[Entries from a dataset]
______________________________
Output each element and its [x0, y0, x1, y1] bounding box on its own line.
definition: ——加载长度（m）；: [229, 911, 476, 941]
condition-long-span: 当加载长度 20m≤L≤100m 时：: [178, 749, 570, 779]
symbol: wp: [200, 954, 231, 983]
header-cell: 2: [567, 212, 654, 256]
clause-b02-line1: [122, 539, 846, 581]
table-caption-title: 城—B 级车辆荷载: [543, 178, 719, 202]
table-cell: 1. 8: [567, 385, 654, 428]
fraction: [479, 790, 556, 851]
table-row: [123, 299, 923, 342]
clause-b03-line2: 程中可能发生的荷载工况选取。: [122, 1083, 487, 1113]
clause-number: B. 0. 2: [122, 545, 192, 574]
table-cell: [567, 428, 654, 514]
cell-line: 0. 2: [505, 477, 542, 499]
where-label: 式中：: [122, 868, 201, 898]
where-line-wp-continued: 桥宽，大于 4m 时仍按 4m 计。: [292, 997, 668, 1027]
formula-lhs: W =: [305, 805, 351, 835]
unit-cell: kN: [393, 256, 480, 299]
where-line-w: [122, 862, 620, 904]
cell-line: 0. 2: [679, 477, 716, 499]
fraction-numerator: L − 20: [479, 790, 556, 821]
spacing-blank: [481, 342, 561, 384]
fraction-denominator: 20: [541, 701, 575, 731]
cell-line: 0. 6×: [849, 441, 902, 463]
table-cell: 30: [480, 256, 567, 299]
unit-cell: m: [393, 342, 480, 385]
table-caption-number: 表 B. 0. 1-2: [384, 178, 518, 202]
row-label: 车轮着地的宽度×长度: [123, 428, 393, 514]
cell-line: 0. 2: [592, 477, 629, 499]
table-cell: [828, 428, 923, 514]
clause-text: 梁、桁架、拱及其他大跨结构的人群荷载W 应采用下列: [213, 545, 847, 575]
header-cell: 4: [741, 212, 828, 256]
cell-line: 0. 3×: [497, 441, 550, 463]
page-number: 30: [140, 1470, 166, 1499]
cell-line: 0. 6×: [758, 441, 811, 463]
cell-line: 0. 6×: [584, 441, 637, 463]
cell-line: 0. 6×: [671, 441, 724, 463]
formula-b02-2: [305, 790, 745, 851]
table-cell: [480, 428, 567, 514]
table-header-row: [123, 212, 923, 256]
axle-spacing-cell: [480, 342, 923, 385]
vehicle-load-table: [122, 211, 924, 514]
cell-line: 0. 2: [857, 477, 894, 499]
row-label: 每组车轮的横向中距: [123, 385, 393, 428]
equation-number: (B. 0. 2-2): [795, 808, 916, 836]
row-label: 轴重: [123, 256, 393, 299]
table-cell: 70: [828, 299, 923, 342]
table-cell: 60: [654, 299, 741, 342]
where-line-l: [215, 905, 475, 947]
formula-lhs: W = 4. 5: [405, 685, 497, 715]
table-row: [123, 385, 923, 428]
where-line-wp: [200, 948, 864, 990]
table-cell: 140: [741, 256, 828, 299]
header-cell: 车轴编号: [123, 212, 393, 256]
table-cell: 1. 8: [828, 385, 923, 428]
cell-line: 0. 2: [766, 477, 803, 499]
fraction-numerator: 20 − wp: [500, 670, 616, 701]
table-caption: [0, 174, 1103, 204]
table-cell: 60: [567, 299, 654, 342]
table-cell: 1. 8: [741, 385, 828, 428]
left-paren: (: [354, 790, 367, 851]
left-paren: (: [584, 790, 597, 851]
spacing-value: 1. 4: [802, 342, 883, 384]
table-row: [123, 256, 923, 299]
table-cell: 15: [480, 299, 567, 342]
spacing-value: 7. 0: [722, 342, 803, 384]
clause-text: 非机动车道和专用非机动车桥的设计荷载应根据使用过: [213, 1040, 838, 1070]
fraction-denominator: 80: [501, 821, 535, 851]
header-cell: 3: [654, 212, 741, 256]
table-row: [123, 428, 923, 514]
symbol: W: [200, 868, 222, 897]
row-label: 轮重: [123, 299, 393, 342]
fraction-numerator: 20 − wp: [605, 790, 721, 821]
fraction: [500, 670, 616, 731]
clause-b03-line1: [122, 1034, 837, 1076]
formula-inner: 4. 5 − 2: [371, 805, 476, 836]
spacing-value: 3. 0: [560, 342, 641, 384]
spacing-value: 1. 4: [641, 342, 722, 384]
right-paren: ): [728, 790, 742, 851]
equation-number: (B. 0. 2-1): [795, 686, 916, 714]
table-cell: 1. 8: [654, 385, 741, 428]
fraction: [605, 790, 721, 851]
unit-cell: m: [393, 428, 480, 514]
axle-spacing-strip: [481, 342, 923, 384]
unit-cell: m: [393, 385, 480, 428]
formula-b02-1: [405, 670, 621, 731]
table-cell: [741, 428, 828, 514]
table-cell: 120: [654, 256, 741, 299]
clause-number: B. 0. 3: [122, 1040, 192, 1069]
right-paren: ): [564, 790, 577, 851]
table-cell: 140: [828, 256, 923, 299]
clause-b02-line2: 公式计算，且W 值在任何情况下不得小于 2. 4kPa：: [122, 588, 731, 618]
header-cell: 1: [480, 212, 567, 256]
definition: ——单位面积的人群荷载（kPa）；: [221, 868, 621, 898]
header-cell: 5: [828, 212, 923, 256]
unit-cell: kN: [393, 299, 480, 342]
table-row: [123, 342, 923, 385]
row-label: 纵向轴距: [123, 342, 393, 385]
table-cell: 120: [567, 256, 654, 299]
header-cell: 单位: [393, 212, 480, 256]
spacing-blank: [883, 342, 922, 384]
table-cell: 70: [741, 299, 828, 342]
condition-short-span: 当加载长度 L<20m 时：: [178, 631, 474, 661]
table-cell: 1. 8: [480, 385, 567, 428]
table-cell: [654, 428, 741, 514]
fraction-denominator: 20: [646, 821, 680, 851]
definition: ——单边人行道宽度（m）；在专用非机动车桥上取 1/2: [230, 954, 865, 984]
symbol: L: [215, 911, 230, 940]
______________________________
▸ **REQUIRED TASK**
Edit the lines above so that every "row-label" becomes "row-header", and leave the rest of the text unchanged.

▸ **THE OUTPUT**
Output each element and its [x0, y0, x1, y1] bounding box on its own line.
definition: ——加载长度（m）；: [229, 911, 476, 941]
condition-long-span: 当加载长度 20m≤L≤100m 时：: [178, 749, 570, 779]
symbol: wp: [200, 954, 231, 983]
header-cell: 2: [567, 212, 654, 256]
clause-b02-line1: [122, 539, 846, 581]
table-caption-title: 城—B 级车辆荷载: [543, 178, 719, 202]
table-cell: 1. 8: [567, 385, 654, 428]
fraction: [479, 790, 556, 851]
table-row: [123, 299, 923, 342]
clause-b03-line2: 程中可能发生的荷载工况选取。: [122, 1083, 487, 1113]
clause-number: B. 0. 2: [122, 545, 192, 574]
table-cell: [567, 428, 654, 514]
cell-line: 0. 2: [505, 477, 542, 499]
where-label: 式中：: [122, 868, 201, 898]
where-line-wp-continued: 桥宽，大于 4m 时仍按 4m 计。: [292, 997, 668, 1027]
formula-lhs: W =: [305, 805, 351, 835]
unit-cell: kN: [393, 256, 480, 299]
where-line-w: [122, 862, 620, 904]
cell-line: 0. 2: [679, 477, 716, 499]
fraction-numerator: L − 20: [479, 790, 556, 821]
spacing-blank: [481, 342, 561, 384]
fraction-denominator: 20: [541, 701, 575, 731]
cell-line: 0. 6×: [849, 441, 902, 463]
table-cell: 30: [480, 256, 567, 299]
unit-cell: m: [393, 342, 480, 385]
table-caption-number: 表 B. 0. 1-2: [384, 178, 518, 202]
row-header: 车轮着地的宽度×长度: [123, 428, 393, 514]
cell-line: 0. 2: [592, 477, 629, 499]
table-cell: [828, 428, 923, 514]
clause-text: 梁、桁架、拱及其他大跨结构的人群荷载W 应采用下列: [213, 545, 847, 575]
header-cell: 4: [741, 212, 828, 256]
cell-line: 0. 3×: [497, 441, 550, 463]
page-number: 30: [140, 1470, 166, 1499]
cell-line: 0. 6×: [758, 441, 811, 463]
cell-line: 0. 6×: [584, 441, 637, 463]
cell-line: 0. 6×: [671, 441, 724, 463]
formula-b02-2: [305, 790, 745, 851]
table-cell: [480, 428, 567, 514]
table-header-row: [123, 212, 923, 256]
axle-spacing-cell: [480, 342, 923, 385]
vehicle-load-table: [122, 211, 924, 514]
cell-line: 0. 2: [857, 477, 894, 499]
row-header: 每组车轮的横向中距: [123, 385, 393, 428]
equation-number: (B. 0. 2-2): [795, 808, 916, 836]
row-header: 轴重: [123, 256, 393, 299]
table-cell: 70: [828, 299, 923, 342]
table-cell: 60: [654, 299, 741, 342]
where-line-l: [215, 905, 475, 947]
formula-lhs: W = 4. 5: [405, 685, 497, 715]
table-row: [123, 385, 923, 428]
where-line-wp: [200, 948, 864, 990]
table-cell: 140: [741, 256, 828, 299]
header-cell: 车轴编号: [123, 212, 393, 256]
table-cell: 1. 8: [828, 385, 923, 428]
cell-line: 0. 2: [766, 477, 803, 499]
fraction-numerator: 20 − wp: [500, 670, 616, 701]
table-caption: [0, 174, 1103, 204]
table-cell: 60: [567, 299, 654, 342]
table-cell: 1. 8: [741, 385, 828, 428]
left-paren: (: [354, 790, 367, 851]
left-paren: (: [584, 790, 597, 851]
spacing-value: 1. 4: [802, 342, 883, 384]
table-row: [123, 256, 923, 299]
table-cell: 15: [480, 299, 567, 342]
spacing-value: 7. 0: [722, 342, 803, 384]
clause-text: 非机动车道和专用非机动车桥的设计荷载应根据使用过: [213, 1040, 838, 1070]
fraction-denominator: 80: [501, 821, 535, 851]
header-cell: 3: [654, 212, 741, 256]
table-row: [123, 428, 923, 514]
symbol: W: [200, 868, 222, 897]
row-header: 轮重: [123, 299, 393, 342]
fraction-numerator: 20 − wp: [605, 790, 721, 821]
fraction: [500, 670, 616, 731]
clause-b03-line1: [122, 1034, 837, 1076]
formula-inner: 4. 5 − 2: [371, 805, 476, 836]
spacing-value: 3. 0: [560, 342, 641, 384]
spacing-value: 1. 4: [641, 342, 722, 384]
right-paren: ): [728, 790, 742, 851]
equation-number: (B. 0. 2-1): [795, 686, 916, 714]
table-cell: 1. 8: [654, 385, 741, 428]
fraction: [605, 790, 721, 851]
unit-cell: m: [393, 428, 480, 514]
axle-spacing-strip: [481, 342, 923, 384]
unit-cell: m: [393, 385, 480, 428]
formula-b02-1: [405, 670, 621, 731]
table-cell: [741, 428, 828, 514]
table-cell: 120: [654, 256, 741, 299]
clause-number: B. 0. 3: [122, 1040, 192, 1069]
right-paren: ): [564, 790, 577, 851]
table-cell: 140: [828, 256, 923, 299]
clause-b02-line2: 公式计算，且W 值在任何情况下不得小于 2. 4kPa：: [122, 588, 731, 618]
header-cell: 1: [480, 212, 567, 256]
definition: ——单位面积的人群荷载（kPa）；: [221, 868, 621, 898]
header-cell: 5: [828, 212, 923, 256]
unit-cell: kN: [393, 299, 480, 342]
table-row: [123, 342, 923, 385]
row-header: 纵向轴距: [123, 342, 393, 385]
table-cell: 120: [567, 256, 654, 299]
header-cell: 单位: [393, 212, 480, 256]
spacing-blank: [883, 342, 922, 384]
table-cell: 70: [741, 299, 828, 342]
condition-short-span: 当加载长度 L<20m 时：: [178, 631, 474, 661]
table-cell: 1. 8: [480, 385, 567, 428]
table-cell: [654, 428, 741, 514]
fraction-denominator: 20: [646, 821, 680, 851]
definition: ——单边人行道宽度（m）；在专用非机动车桥上取 1/2: [230, 954, 865, 984]
symbol: L: [215, 911, 230, 940]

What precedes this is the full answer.